By exercising their powers in accord with the federalist principles on which our country was founded, many states have stood up for the long forgotten idea that ours is a federal government of enumerated powers. More importantly though, those states that chose to liberalize marijuana laws by passing medical and decriminalization measures and the like, laid the foundation that will ultimately bring the federal prohibition of marijuana crashing down.

Drug warriors and critics of liberalizing marijuana laws attempted to whip up a frenzy about what would happen should marijuana be made more readily available for medical use. The most common criticisms from anti-legalization and medical marijuana opponents is that marijuana is as harmful and addictive if not more so than alcohol and tobacco, and making marijuana more accessible will thereby lead to widespread use and addiction. Critics further contend a whole hoard of other claims, including: marijuana causes severe health problems such as lung cancer and respiratory problems, that one joint places more tar in an individual’s lungs than a cigarette, it sends the wrong message to kids who will see the availability of marijuana as a sign that is okay to use and will do so at alarming rates, and incidents of driving under the influence will significantly increase.

-- Work instruction --
Decide whether each statement agrees with the marijuana passage above, answering yes or no and quoting the words of the passage that settle it: 1. Critics claim that one joint puts more tar in a person's lungs than a cigarette. 2. The states that liberalized marijuana laws have already brought down the federal prohibition. 3. Critics say marijuana is less harmful than alcohol.

-- Study material --
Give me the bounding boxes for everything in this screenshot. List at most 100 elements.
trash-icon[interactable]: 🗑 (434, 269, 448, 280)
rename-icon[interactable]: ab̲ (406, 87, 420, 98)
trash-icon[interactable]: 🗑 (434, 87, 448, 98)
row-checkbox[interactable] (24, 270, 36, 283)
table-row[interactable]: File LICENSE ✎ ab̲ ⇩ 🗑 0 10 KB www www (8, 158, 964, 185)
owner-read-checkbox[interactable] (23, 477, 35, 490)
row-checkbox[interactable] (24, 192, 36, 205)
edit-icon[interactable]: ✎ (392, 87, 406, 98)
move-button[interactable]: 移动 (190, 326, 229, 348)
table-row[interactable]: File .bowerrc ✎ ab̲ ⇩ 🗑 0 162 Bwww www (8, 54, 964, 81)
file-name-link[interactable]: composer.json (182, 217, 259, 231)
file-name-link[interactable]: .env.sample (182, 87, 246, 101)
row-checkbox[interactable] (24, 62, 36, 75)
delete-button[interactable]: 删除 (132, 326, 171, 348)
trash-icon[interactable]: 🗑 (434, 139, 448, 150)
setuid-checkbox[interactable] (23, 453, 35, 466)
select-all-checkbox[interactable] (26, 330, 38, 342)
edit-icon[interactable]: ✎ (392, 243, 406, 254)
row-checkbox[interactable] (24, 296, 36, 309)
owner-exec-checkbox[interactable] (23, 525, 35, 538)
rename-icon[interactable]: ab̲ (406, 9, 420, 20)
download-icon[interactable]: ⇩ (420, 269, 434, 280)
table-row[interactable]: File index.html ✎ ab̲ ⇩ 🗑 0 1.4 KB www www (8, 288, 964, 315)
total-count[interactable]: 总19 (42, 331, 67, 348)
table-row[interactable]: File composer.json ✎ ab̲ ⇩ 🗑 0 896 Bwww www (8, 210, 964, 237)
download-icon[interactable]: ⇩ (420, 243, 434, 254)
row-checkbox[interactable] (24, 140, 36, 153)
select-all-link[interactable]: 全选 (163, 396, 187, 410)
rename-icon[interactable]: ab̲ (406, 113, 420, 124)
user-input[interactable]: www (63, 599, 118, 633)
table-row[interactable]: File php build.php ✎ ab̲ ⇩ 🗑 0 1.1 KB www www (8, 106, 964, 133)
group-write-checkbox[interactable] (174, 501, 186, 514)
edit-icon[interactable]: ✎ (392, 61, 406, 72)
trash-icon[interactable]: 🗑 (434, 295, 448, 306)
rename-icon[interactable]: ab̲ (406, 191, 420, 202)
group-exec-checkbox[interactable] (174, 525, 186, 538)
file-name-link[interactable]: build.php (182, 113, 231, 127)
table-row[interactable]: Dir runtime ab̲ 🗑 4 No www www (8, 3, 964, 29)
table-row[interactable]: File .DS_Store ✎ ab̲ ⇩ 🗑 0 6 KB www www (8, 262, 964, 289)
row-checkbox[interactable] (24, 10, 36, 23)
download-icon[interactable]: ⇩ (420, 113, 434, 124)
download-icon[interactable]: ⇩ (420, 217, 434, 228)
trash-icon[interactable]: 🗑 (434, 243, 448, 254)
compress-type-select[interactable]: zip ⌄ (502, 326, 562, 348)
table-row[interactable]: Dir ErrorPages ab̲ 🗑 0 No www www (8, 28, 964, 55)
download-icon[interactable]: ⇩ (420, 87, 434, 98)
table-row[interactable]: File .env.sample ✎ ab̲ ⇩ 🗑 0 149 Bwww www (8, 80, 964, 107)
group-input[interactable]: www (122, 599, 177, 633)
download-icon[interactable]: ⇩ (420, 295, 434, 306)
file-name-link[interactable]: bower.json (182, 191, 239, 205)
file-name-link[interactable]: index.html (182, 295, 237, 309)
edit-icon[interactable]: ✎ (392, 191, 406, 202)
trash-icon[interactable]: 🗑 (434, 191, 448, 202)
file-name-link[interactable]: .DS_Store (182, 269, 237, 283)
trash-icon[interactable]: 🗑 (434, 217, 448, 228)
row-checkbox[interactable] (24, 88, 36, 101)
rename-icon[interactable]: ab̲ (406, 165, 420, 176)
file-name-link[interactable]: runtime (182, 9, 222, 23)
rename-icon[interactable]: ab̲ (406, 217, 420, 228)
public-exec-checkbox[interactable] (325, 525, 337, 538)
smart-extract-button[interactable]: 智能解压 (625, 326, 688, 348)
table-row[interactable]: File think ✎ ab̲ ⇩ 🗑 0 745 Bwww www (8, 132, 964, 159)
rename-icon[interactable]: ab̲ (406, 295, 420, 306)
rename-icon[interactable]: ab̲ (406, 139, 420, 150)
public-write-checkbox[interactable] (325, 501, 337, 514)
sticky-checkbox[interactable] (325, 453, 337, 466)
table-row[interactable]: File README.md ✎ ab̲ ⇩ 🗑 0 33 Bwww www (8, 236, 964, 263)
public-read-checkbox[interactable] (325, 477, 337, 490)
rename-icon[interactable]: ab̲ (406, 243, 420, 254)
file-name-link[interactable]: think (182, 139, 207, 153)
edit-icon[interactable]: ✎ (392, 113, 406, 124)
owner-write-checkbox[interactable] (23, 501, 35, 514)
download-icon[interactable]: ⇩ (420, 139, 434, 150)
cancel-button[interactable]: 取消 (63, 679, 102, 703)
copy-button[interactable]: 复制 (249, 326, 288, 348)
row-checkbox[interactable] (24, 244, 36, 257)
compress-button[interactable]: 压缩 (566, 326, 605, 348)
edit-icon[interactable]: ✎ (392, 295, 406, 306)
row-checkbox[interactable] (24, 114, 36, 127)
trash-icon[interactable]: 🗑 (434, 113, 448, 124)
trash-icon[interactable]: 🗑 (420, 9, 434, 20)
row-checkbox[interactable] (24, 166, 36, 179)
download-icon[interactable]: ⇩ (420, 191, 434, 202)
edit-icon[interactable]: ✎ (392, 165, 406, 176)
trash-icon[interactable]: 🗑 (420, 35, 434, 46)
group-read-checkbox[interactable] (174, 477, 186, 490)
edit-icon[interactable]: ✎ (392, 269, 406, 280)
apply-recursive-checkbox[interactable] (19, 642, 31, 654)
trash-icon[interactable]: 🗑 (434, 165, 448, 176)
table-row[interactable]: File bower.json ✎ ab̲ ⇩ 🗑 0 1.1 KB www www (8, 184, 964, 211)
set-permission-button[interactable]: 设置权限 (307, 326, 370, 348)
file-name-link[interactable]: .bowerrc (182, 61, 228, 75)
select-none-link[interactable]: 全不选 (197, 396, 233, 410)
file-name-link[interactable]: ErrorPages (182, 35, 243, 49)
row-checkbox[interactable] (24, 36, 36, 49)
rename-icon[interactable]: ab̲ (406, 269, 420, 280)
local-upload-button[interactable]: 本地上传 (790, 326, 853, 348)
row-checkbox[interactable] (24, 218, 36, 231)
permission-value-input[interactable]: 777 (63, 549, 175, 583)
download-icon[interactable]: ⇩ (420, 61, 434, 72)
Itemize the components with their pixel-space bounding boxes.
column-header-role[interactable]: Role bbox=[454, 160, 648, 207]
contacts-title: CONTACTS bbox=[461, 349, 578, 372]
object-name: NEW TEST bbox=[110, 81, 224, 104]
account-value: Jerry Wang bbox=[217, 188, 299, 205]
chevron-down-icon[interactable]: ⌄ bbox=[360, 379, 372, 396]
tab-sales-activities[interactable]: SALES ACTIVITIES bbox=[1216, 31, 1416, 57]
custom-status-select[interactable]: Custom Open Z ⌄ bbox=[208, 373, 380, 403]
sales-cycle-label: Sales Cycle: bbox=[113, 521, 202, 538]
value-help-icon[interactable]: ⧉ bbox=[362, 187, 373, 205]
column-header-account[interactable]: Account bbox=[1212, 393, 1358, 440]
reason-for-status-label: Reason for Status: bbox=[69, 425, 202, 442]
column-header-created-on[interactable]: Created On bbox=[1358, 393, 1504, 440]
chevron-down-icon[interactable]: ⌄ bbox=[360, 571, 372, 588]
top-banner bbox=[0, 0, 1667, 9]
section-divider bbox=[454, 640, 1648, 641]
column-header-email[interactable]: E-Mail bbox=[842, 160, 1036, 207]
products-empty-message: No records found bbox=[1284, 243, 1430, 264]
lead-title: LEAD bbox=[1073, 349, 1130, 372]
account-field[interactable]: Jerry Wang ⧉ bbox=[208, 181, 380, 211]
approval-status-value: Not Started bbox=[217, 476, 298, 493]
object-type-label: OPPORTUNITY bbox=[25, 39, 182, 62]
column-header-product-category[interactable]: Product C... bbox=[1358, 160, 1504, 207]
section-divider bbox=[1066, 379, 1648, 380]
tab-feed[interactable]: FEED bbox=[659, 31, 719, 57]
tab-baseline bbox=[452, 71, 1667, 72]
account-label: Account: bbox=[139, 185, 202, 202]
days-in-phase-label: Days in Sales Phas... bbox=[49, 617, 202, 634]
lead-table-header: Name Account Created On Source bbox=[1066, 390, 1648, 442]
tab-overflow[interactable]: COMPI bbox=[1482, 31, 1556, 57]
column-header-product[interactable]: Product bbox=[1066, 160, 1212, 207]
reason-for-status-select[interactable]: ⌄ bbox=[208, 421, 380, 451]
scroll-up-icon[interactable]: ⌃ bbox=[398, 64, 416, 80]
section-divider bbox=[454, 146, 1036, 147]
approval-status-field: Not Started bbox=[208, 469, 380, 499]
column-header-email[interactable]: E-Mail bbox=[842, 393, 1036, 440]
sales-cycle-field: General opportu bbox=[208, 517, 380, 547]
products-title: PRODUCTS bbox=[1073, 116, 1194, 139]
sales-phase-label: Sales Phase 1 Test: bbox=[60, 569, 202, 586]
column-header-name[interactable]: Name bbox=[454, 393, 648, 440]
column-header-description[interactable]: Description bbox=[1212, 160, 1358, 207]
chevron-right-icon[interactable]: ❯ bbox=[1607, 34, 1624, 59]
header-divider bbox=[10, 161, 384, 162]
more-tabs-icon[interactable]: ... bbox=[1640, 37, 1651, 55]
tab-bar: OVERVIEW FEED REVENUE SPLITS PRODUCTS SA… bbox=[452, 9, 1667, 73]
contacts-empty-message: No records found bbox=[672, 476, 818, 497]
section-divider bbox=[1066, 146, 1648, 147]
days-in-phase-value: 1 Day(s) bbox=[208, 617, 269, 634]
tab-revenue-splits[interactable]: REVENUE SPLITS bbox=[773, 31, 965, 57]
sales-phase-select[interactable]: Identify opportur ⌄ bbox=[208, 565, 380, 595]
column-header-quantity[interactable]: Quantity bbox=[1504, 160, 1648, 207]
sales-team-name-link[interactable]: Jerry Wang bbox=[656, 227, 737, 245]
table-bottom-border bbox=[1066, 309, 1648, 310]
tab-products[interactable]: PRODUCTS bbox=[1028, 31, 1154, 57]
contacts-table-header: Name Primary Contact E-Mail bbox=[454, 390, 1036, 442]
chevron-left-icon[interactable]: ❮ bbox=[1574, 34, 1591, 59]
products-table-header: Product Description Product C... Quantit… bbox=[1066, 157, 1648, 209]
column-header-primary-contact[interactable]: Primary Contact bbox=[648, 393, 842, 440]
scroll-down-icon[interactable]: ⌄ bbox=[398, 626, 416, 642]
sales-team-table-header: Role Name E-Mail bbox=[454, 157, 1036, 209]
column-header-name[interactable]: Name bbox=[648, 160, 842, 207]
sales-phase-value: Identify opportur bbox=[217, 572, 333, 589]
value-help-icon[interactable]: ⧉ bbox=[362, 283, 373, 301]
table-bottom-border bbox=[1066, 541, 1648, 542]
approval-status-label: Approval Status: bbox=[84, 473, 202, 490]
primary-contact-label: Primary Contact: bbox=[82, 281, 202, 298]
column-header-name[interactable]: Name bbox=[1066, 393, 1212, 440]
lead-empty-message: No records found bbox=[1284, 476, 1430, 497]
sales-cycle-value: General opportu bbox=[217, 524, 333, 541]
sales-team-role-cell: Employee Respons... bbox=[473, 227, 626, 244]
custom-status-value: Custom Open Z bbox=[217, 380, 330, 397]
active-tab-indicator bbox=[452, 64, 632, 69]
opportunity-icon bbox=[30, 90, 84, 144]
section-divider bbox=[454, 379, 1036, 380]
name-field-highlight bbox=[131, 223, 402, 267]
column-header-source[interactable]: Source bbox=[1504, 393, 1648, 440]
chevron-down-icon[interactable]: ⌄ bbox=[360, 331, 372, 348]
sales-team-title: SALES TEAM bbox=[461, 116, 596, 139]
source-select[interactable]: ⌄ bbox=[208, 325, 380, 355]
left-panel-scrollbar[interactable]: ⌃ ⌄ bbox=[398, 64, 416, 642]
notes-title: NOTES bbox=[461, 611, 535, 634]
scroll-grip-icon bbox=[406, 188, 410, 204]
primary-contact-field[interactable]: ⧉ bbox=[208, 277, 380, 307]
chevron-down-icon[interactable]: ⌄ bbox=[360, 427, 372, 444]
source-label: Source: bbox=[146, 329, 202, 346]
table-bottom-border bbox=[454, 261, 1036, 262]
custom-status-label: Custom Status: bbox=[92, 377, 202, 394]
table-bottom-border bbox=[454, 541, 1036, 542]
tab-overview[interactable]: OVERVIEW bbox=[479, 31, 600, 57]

-- Solution --
1. Yes: "one joint places more tar in an individual’s lungs than a cigarette"
2. No: "laid the foundation that will ultimately bring the federal prohibition of marijuana crashing down"
3. No: "marijuana is as harmful and addictive if not more so than alcohol and tobacco"